----- Reading text
The xs:any element provides a flexible mechanism for including schemas from different namespaces. Depending upon your requirements, you can enforce varying levels of restrictions on what is allowed and what is denied through the namespace and processContents attributes.
Consider three schemas: Chimpanzee, Gibbon and Serval. Each schema tracks the same attributes -- Name, Birthdate and FavoriteFood. The Chimpanzees and Gibbons belong to the Primate namespace while the Servals belong to the Cat namespace. Contrived, but stay with me.
Let's say you wanted to throw an exclusive party for primates at your Hollywood Hills mansion and need to draw up a list of primates to invite. You do know a few cats but would rather not invite them to this party -- you had a few servals over for lunch and they clawed up your antique rugs. One approach is to create a new schema named "Primates", include the Chimpanzee and Gibbon schemas, then define two Record elements taking care to set one Data Structure Type to Chimpanzee and one to Gibbon. Done and not an xs:any tag in site. But what happens if you meet a new primate that is neither chimpanzee or gibbon?
The answer is to use the xs:any tag. Define a new schema name Primates, rename the root node to Primates, and then add an Any element. To restrict the party to Primates only, set the namespace attribute to http://ProcessContentsExample.Primate. If you test the schema against an instance that contains primates and cats, you will get complaints about the cats but the primates will sail through. Great. But what about schema validation?
----------
----- Dataset entries
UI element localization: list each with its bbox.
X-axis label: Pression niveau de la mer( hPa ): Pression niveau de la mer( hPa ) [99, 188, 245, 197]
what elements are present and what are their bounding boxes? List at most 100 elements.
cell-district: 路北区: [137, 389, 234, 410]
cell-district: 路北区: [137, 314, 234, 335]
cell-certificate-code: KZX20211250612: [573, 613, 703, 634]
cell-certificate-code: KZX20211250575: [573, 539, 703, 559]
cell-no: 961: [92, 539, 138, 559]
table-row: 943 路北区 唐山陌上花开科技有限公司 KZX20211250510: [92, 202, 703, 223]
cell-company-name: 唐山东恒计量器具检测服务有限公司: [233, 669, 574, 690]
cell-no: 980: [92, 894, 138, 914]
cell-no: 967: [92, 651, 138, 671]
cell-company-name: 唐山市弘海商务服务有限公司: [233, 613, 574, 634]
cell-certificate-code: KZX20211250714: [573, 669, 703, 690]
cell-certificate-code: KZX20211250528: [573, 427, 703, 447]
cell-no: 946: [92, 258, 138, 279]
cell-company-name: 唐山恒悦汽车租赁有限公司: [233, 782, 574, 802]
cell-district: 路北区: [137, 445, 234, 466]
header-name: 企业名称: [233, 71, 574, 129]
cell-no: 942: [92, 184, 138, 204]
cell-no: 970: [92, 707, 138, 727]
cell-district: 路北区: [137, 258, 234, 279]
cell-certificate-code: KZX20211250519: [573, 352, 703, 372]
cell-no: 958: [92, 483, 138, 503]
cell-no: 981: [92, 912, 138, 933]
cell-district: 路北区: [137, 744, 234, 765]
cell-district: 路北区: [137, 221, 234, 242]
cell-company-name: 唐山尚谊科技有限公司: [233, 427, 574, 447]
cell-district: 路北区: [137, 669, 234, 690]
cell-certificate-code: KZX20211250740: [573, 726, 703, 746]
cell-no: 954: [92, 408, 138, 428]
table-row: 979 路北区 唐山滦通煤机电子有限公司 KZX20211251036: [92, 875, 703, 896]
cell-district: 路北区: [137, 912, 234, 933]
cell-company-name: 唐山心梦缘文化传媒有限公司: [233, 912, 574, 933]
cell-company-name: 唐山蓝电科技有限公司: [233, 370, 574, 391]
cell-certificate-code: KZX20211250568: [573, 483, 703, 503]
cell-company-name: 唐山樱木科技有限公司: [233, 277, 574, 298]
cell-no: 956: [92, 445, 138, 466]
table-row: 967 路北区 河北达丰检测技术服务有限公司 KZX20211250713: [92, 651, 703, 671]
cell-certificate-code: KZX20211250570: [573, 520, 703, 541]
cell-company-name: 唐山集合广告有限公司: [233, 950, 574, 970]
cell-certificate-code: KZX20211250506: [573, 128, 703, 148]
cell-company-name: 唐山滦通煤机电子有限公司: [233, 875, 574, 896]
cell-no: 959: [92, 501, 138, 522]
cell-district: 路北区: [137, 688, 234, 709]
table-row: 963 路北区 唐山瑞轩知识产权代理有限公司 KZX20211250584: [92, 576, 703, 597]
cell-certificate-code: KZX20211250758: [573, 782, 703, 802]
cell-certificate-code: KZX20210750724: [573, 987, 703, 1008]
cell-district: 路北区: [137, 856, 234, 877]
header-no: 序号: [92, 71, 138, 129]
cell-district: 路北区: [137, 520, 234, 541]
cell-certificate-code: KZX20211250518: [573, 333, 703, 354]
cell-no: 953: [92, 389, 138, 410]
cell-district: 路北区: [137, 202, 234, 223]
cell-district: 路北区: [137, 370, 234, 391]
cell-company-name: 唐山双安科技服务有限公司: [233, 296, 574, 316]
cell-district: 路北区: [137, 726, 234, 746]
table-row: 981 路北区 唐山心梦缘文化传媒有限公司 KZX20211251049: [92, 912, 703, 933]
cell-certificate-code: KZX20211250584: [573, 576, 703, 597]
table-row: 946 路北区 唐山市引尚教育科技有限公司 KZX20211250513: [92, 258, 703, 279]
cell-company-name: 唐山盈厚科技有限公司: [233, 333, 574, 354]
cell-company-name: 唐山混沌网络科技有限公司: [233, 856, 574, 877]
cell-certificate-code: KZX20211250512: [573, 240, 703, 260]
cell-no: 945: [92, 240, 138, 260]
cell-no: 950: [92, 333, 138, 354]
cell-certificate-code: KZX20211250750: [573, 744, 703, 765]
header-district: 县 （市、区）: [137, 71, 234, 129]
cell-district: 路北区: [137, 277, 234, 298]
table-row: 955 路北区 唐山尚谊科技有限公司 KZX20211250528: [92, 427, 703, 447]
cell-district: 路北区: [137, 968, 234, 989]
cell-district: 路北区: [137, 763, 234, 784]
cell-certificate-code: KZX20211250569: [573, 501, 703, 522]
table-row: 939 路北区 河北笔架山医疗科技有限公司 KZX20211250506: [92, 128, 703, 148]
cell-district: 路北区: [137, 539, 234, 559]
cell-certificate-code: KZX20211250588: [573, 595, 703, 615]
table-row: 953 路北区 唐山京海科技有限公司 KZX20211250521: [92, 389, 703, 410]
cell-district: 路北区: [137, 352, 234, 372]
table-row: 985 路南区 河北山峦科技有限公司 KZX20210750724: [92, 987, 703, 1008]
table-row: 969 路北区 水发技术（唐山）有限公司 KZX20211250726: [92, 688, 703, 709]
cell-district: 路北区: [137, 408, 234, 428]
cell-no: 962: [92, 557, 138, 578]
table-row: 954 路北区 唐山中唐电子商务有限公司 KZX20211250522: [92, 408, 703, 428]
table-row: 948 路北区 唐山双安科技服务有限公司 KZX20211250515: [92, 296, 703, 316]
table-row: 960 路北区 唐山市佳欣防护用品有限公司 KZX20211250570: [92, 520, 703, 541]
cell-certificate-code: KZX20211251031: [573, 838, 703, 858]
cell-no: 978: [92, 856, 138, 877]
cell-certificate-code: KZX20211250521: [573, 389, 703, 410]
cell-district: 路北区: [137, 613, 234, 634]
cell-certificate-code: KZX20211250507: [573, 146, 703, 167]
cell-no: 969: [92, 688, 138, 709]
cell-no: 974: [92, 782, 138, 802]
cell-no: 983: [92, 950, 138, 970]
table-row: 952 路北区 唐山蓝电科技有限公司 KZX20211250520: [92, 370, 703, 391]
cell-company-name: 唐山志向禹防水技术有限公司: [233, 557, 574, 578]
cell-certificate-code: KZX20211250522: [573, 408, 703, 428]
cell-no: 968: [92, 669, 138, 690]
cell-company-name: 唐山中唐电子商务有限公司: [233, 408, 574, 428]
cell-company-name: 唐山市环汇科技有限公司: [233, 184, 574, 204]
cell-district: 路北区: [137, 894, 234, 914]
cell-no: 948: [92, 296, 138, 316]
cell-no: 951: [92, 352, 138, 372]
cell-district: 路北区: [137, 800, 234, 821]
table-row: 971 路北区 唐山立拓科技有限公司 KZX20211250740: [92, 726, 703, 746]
----------
Action item A: According to the text on xs:any, which namespace do the Servals belong to?
Action item B:
For each statement, decide whether it agrees with the text on xs:any. Answer yes or no and quote the deciding words.
(i) The three schemas all track Name, Birthdate and FavoriteFood.
(ii) Gibbons belong to the Cat namespace.
(iii) To limit the party to primates, the namespace attribute is set to http://ProcessContentsExample.Primate.
Action item C: From the text on xs:any, duplicate everything from "Consider three schemas: Chimpanzee, Gibbon" down to "stay with me.".

Problem solution A: The Cat namespace.

Problem solution B:
(i) Yes: "Each schema tracks the same attributes -- Name, Birthdate and FavoriteFood."
(ii) No: "The Chimpanzees and Gibbons belong to the Primate namespace"
(iii) Yes: "To restrict the party to Primates only, set the namespace attribute to http://ProcessContentsExample.Primate."

Problem solution C:
Consider three schemas: Chimpanzee, Gibbon and Serval. Each schema tracks the same attributes -- Name, Birthdate and FavoriteFood. The Chimpanzees and Gibbons belong to the Primate namespace while the Servals belong to the Cat namespace. Contrived, but stay with me.